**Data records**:
* * *

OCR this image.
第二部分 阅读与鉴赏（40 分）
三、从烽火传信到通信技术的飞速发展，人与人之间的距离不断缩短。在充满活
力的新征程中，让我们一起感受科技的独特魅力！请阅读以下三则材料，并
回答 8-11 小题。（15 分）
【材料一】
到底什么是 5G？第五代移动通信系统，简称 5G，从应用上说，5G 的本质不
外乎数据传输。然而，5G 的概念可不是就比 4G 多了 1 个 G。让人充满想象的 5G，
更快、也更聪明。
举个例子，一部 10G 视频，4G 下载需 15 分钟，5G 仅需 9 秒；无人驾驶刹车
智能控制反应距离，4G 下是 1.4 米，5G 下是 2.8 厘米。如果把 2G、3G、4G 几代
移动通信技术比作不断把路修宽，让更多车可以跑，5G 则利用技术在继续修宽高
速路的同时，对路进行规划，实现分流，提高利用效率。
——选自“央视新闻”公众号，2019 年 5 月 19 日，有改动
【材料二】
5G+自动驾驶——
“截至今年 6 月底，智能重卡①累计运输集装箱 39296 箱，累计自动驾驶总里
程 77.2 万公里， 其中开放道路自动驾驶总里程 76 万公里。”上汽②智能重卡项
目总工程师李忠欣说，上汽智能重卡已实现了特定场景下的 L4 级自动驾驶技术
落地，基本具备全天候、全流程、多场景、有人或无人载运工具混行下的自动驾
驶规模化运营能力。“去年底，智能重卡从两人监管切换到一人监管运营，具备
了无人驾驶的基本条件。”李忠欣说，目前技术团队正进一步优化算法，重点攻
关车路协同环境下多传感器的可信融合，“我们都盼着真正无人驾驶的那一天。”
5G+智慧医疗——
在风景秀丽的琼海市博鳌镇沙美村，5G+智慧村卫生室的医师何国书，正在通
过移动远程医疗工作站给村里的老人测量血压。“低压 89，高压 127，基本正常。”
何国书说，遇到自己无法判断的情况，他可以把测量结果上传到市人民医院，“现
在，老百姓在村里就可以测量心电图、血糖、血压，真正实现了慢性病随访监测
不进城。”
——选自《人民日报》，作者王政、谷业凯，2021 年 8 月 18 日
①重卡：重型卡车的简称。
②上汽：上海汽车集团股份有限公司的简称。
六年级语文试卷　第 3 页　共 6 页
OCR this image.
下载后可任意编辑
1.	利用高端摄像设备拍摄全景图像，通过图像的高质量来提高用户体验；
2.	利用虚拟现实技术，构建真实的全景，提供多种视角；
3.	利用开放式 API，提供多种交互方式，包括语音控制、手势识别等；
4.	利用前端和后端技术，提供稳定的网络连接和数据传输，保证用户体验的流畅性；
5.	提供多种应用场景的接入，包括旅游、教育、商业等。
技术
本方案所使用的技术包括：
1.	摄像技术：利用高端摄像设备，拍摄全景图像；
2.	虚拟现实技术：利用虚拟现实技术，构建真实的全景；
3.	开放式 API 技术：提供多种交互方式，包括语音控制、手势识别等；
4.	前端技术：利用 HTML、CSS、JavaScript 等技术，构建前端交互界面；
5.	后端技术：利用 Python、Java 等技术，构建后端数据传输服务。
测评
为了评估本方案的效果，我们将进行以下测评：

* * *

**TASK GOAL**:
Retype all of the material, keeping each line exact.

**OUTPUT OF THE TASK**:
OCR this image.
第二部分 阅读与鉴赏（40 分）
三、从烽火传信到通信技术的飞速发展，人与人之间的距离不断缩短。在充满活
力的新征程中，让我们一起感受科技的独特魅力！请阅读以下三则材料，并
回答 8-11 小题。（15 分）
【材料一】
到底什么是 5G？第五代移动通信系统，简称 5G，从应用上说，5G 的本质不
外乎数据传输。然而，5G 的概念可不是就比 4G 多了 1 个 G。让人充满想象的 5G，
更快、也更聪明。
举个例子，一部 10G 视频，4G 下载需 15 分钟，5G 仅需 9 秒；无人驾驶刹车
智能控制反应距离，4G 下是 1.4 米，5G 下是 2.8 厘米。如果把 2G、3G、4G 几代
移动通信技术比作不断把路修宽，让更多车可以跑，5G 则利用技术在继续修宽高
速路的同时，对路进行规划，实现分流，提高利用效率。
——选自“央视新闻”公众号，2019 年 5 月 19 日，有改动
【材料二】
5G+自动驾驶——
“截至今年 6 月底，智能重卡①累计运输集装箱 39296 箱，累计自动驾驶总里
程 77.2 万公里， 其中开放道路自动驾驶总里程 76 万公里。”上汽②智能重卡项
目总工程师李忠欣说，上汽智能重卡已实现了特定场景下的 L4 级自动驾驶技术
落地，基本具备全天候、全流程、多场景、有人或无人载运工具混行下的自动驾
驶规模化运营能力。“去年底，智能重卡从两人监管切换到一人监管运营，具备
了无人驾驶的基本条件。”李忠欣说，目前技术团队正进一步优化算法，重点攻
关车路协同环境下多传感器的可信融合，“我们都盼着真正无人驾驶的那一天。”
5G+智慧医疗——
在风景秀丽的琼海市博鳌镇沙美村，5G+智慧村卫生室的医师何国书，正在通
过移动远程医疗工作站给村里的老人测量血压。“低压 89，高压 127，基本正常。”
何国书说，遇到自己无法判断的情况，他可以把测量结果上传到市人民医院，“现
在，老百姓在村里就可以测量心电图、血糖、血压，真正实现了慢性病随访监测
不进城。”
——选自《人民日报》，作者王政、谷业凯，2021 年 8 月 18 日
①重卡：重型卡车的简称。
②上汽：上海汽车集团股份有限公司的简称。
六年级语文试卷　第 3 页　共 6 页
OCR this image.
下载后可任意编辑
1.	利用高端摄像设备拍摄全景图像，通过图像的高质量来提高用户体验；
2.	利用虚拟现实技术，构建真实的全景，提供多种视角；
3.	利用开放式 API，提供多种交互方式，包括语音控制、手势识别等；
4.	利用前端和后端技术，提供稳定的网络连接和数据传输，保证用户体验的流畅性；
5.	提供多种应用场景的接入，包括旅游、教育、商业等。
技术
本方案所使用的技术包括：
1.	摄像技术：利用高端摄像设备，拍摄全景图像；
2.	虚拟现实技术：利用虚拟现实技术，构建真实的全景；
3.	开放式 API 技术：提供多种交互方式，包括语音控制、手势识别等；
4.	前端技术：利用 HTML、CSS、JavaScript 等技术，构建前端交互界面；
5.	后端技术：利用 Python、Java 等技术，构建后端数据传输服务。
测评
为了评估本方案的效果，我们将进行以下测评：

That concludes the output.